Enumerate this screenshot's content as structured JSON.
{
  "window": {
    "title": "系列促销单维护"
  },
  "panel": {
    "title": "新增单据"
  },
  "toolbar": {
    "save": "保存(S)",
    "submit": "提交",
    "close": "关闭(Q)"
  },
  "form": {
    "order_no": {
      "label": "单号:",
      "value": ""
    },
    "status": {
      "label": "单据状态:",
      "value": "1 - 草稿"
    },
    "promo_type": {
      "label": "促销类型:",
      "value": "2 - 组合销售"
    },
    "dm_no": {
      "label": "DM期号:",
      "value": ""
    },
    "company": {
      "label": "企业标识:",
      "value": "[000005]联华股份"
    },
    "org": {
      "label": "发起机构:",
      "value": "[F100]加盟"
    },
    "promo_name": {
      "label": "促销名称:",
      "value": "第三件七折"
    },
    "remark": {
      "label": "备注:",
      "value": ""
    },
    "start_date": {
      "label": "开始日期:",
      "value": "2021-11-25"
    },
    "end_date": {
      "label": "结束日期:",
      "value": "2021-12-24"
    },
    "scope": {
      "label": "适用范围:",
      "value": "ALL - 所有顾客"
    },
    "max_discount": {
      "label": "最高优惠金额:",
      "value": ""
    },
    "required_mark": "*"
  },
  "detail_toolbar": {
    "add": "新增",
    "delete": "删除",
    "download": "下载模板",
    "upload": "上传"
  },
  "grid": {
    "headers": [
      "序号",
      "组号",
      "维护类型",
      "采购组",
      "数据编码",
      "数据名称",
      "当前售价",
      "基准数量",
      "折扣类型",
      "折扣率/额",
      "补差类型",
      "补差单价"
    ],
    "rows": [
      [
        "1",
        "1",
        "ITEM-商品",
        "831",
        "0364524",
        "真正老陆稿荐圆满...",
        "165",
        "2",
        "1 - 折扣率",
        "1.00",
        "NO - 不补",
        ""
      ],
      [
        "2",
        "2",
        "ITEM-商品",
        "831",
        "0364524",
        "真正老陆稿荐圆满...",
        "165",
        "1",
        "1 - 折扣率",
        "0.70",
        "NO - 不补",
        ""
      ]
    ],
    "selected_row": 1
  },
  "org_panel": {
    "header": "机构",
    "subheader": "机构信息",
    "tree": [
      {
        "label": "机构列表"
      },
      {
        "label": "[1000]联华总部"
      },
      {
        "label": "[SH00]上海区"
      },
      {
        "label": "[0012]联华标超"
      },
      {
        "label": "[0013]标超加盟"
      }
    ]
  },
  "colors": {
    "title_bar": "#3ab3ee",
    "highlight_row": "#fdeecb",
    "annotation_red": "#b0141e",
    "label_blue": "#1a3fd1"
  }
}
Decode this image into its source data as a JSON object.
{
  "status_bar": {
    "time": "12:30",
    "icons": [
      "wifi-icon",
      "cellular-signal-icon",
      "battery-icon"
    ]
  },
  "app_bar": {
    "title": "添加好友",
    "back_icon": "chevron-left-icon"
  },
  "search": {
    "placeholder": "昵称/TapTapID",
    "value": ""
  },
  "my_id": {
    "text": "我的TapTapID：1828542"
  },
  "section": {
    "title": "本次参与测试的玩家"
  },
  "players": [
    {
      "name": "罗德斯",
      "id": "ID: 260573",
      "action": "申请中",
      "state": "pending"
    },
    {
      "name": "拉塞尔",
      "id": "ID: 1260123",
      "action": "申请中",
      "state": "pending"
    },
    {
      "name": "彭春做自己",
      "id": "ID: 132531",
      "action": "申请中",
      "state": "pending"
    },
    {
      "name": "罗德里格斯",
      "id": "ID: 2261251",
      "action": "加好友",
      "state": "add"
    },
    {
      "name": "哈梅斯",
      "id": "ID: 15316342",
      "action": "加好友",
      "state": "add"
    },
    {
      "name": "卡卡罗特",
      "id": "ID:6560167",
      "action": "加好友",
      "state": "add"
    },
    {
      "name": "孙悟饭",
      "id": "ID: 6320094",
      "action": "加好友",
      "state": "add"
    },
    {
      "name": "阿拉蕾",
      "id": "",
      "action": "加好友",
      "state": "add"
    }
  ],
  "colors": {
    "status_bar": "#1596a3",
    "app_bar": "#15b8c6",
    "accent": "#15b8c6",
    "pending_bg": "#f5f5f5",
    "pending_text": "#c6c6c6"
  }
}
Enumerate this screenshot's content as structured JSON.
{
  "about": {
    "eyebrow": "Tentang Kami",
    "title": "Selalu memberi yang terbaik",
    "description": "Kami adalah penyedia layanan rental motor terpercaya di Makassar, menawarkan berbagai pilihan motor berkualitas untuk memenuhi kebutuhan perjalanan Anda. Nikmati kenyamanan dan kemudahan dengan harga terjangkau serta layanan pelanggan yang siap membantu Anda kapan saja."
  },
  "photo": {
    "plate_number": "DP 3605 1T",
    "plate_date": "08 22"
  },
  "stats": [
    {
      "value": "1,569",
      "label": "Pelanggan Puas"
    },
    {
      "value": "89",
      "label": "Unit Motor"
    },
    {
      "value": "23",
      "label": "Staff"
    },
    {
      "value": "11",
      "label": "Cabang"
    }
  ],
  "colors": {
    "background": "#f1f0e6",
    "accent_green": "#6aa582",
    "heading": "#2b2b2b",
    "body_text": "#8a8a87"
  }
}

********

### The task
Transcribe all the entries, keeping each one exactly as it is.

### Output
Enumerate this screenshot's content as structured JSON.
{
  "window": {
    "title": "系列促销单维护"
  },
  "panel": {
    "title": "新增单据"
  },
  "toolbar": {
    "save": "保存(S)",
    "submit": "提交",
    "close": "关闭(Q)"
  },
  "form": {
    "order_no": {
      "label": "单号:",
      "value": ""
    },
    "status": {
      "label": "单据状态:",
      "value": "1 - 草稿"
    },
    "promo_type": {
      "label": "促销类型:",
      "value": "2 - 组合销售"
    },
    "dm_no": {
      "label": "DM期号:",
      "value": ""
    },
    "company": {
      "label": "企业标识:",
      "value": "[000005]联华股份"
    },
    "org": {
      "label": "发起机构:",
      "value": "[F100]加盟"
    },
    "promo_name": {
      "label": "促销名称:",
      "value": "第三件七折"
    },
    "remark": {
      "label": "备注:",
      "value": ""
    },
    "start_date": {
      "label": "开始日期:",
      "value": "2021-11-25"
    },
    "end_date": {
      "label": "结束日期:",
      "value": "2021-12-24"
    },
    "scope": {
      "label": "适用范围:",
      "value": "ALL - 所有顾客"
    },
    "max_discount": {
      "label": "最高优惠金额:",
      "value": ""
    },
    "required_mark": "*"
  },
  "detail_toolbar": {
    "add": "新增",
    "delete": "删除",
    "download": "下载模板",
    "upload": "上传"
  },
  "grid": {
    "headers": [
      "序号",
      "组号",
      "维护类型",
      "采购组",
      "数据编码",
      "数据名称",
      "当前售价",
      "基准数量",
      "折扣类型",
      "折扣率/额",
      "补差类型",
      "补差单价"
    ],
    "rows": [
      [
        "1",
        "1",
        "ITEM-商品",
        "831",
        "0364524",
        "真正老陆稿荐圆满...",
        "165",
        "2",
        "1 - 折扣率",
        "1.00",
        "NO - 不补",
        ""
      ],
      [
        "2",
        "2",
        "ITEM-商品",
        "831",
        "0364524",
        "真正老陆稿荐圆满...",
        "165",
        "1",
        "1 - 折扣率",
        "0.70",
        "NO - 不补",
        ""
      ]
    ],
    "selected_row": 1
  },
  "org_panel": {
    "header": "机构",
    "subheader": "机构信息",
    "tree": [
      {
        "label": "机构列表"
      },
      {
        "label": "[1000]联华总部"
      },
      {
        "label": "[SH00]上海区"
      },
      {
        "label": "[0012]联华标超"
      },
      {
        "label": "[0013]标超加盟"
      }
    ]
  },
  "colors": {
    "title_bar": "#3ab3ee",
    "highlight_row": "#fdeecb",
    "annotation_red": "#b0141e",
    "label_blue": "#1a3fd1"
  }
}
Decode this image into its source data as a JSON object.
{
  "status_bar": {
    "time": "12:30",
    "icons": [
      "wifi-icon",
      "cellular-signal-icon",
      "battery-icon"
    ]
  },
  "app_bar": {
    "title": "添加好友",
    "back_icon": "chevron-left-icon"
  },
  "search": {
    "placeholder": "昵称/TapTapID",
    "value": ""
  },
  "my_id": {
    "text": "我的TapTapID：1828542"
  },
  "section": {
    "title": "本次参与测试的玩家"
  },
  "players": [
    {
      "name": "罗德斯",
      "id": "ID: 260573",
      "action": "申请中",
      "state": "pending"
    },
    {
      "name": "拉塞尔",
      "id": "ID: 1260123",
      "action": "申请中",
      "state": "pending"
    },
    {
      "name": "彭春做自己",
      "id": "ID: 132531",
      "action": "申请中",
      "state": "pending"
    },
    {
      "name": "罗德里格斯",
      "id": "ID: 2261251",
      "action": "加好友",
      "state": "add"
    },
    {
      "name": "哈梅斯",
      "id": "ID: 15316342",
      "action": "加好友",
      "state": "add"
    },
    {
      "name": "卡卡罗特",
      "id": "ID:6560167",
      "action": "加好友",
      "state": "add"
    },
    {
      "name": "孙悟饭",
      "id": "ID: 6320094",
      "action": "加好友",
      "state": "add"
    },
    {
      "name": "阿拉蕾",
      "id": "",
      "action": "加好友",
      "state": "add"
    }
  ],
  "colors": {
    "status_bar": "#1596a3",
    "app_bar": "#15b8c6",
    "accent": "#15b8c6",
    "pending_bg": "#f5f5f5",
    "pending_text": "#c6c6c6"
  }
}
Enumerate this screenshot's content as structured JSON.
{
  "about": {
    "eyebrow": "Tentang Kami",
    "title": "Selalu memberi yang terbaik",
    "description": "Kami adalah penyedia layanan rental motor terpercaya di Makassar, menawarkan berbagai pilihan motor berkualitas untuk memenuhi kebutuhan perjalanan Anda. Nikmati kenyamanan dan kemudahan dengan harga terjangkau serta layanan pelanggan yang siap membantu Anda kapan saja."
  },
  "photo": {
    "plate_number": "DP 3605 1T",
    "plate_date": "08 22"
  },
  "stats": [
    {
      "value": "1,569",
      "label": "Pelanggan Puas"
    },
    {
      "value": "89",
      "label": "Unit Motor"
    },
    {
      "value": "23",
      "label": "Staff"
    },
    {
      "value": "11",
      "label": "Cabang"
    }
  ],
  "colors": {
    "background": "#f1f0e6",
    "accent_green": "#6aa582",
    "heading": "#2b2b2b",
    "body_text": "#8a8a87"
  }
}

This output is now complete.